* **What you have to do**: Filter the entries and keep only the lines where the string "person" appears.

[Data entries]
==*==

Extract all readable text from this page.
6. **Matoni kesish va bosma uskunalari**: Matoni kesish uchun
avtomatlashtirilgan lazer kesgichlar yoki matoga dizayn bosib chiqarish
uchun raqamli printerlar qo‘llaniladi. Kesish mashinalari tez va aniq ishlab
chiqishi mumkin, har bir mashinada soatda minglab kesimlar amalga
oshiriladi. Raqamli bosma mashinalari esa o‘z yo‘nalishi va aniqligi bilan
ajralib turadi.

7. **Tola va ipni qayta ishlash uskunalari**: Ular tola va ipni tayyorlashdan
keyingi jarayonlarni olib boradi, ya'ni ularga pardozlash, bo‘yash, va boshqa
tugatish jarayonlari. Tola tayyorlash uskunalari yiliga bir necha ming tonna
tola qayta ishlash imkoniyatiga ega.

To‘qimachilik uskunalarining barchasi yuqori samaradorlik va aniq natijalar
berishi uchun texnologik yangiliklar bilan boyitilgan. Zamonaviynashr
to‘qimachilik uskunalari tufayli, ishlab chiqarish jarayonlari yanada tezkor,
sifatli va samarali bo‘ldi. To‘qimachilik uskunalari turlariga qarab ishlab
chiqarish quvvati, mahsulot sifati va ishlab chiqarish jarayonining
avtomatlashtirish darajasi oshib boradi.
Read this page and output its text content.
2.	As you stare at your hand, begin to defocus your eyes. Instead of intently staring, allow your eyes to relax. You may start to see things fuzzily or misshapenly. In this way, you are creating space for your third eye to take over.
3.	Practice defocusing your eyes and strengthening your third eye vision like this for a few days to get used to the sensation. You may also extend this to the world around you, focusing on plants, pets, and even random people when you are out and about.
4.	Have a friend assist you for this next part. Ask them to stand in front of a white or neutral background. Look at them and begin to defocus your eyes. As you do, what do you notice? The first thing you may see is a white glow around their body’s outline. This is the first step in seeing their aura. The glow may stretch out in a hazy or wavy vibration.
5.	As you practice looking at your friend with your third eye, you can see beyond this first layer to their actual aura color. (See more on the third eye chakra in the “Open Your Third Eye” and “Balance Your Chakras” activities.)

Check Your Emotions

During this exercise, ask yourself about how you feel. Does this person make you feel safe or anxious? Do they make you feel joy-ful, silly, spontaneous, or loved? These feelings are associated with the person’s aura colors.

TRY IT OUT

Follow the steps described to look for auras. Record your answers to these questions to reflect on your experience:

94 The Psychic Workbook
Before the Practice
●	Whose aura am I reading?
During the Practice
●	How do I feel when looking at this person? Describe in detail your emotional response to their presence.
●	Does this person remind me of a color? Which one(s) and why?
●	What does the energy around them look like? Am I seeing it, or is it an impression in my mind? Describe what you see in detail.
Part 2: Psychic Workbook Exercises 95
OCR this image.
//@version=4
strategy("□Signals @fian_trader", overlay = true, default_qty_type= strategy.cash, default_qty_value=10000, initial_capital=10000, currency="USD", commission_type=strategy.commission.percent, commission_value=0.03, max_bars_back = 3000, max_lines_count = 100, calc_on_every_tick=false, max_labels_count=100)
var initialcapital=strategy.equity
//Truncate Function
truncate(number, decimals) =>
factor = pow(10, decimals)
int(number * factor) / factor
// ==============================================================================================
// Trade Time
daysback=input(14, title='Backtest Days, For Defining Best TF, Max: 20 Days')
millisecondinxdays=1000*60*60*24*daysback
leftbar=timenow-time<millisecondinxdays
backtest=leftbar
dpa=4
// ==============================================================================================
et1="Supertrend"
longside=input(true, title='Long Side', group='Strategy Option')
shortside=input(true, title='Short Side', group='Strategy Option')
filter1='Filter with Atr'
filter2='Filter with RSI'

==*==

* **Solution below**:
During this exercise, ask yourself about how you feel. Does this person make you feel safe or anxious? Do they make you feel joy-ful, silly, spontaneous, or loved? These feelings are associated with the person’s aura colors.
●	How do I feel when looking at this person? Describe in detail your emotional response to their presence.
●	Does this person remind me of a color? Which one(s) and why?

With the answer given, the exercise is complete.